> Exercise objective
Hunt for the word "basic" across the entries below, copying each line that holds it.

> Provided records
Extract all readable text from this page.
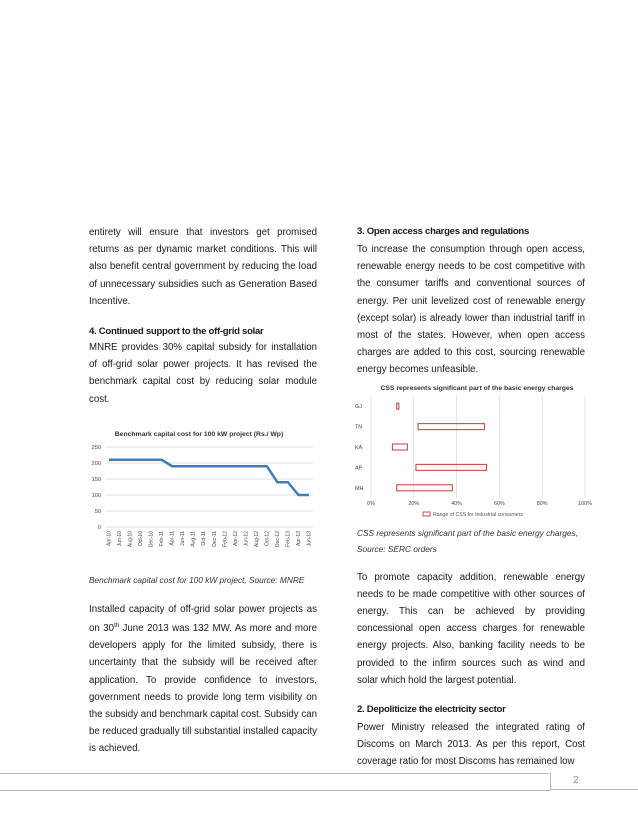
entirety will ensure that investors get promised returns as per dynamic market conditions. This will also benefit central government by reducing the load of unnecessary subsidies such as Generation Based Incentive.

4. Continued support to the off-grid solar

MNRE provides 30% capital subsidy for installation of off-grid solar power projects. It has revised the benchmark capital cost by reducing solar module cost.

Benchmark capital cost for 100 kW project (Rs./ Wp)
0
50
100
150
200
250
Apr-10 Jun-10 Aug-10 Oct-10 Dec-10 Feb-11 Apr-11 Jun-11 Aug-11 Oct-11 Dec-11 Feb-12 Apr-12 Jun-12 Aug-12 Oct-12 Dec-12 Feb-13 Apr-13 Jun-13

Benchmark capital cost for 100 kW project, Source: MNRE

Installed capacity of off-grid solar power projects as on 30th June 2013 was 132 MW. As more and more developers apply for the limited subsidy, there is uncertainty that the subsidy will be received after application. To provide confidence to investors, government needs to provide long term visibility on the subsidy and benchmark capital cost. Subsidy can be reduced gradually till substantial installed capacity is achieved.

3. Open access charges and regulations

To increase the consumption through open access, renewable energy needs to be cost competitive with the consumer tariffs and conventional sources of energy. Per unit levelized cost of renewable energy (except solar) is already lower than industrial tariff in most of the states. However, when open access charges are added to this cost, sourcing renewable energy becomes unfeasible.

CSS represents significant part of the basic energy charges
GJ
TN
KA
AP
MH
0%	20%	40%	60%	80%	100%
Range of CSS for Industrial consumers

CSS represents significant part of the basic energy charges,

Source: SERC orders

To promote capacity addition, renewable energy needs to be made competitive with other sources of energy. This can be achieved by providing concessional open access charges for renewable energy projects. Also, banking facility needs to be provided to the infirm sources such as wind and solar which hold the largest potential.

2. Depoliticize the electricity sector

Power Ministry released the integrated rating of Discoms on March 2013. As per this report, Cost coverage ratio for most Discoms has remained low

2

> Task answer
CSS represents significant part of the basic energy charges
CSS represents significant part of the basic energy charges,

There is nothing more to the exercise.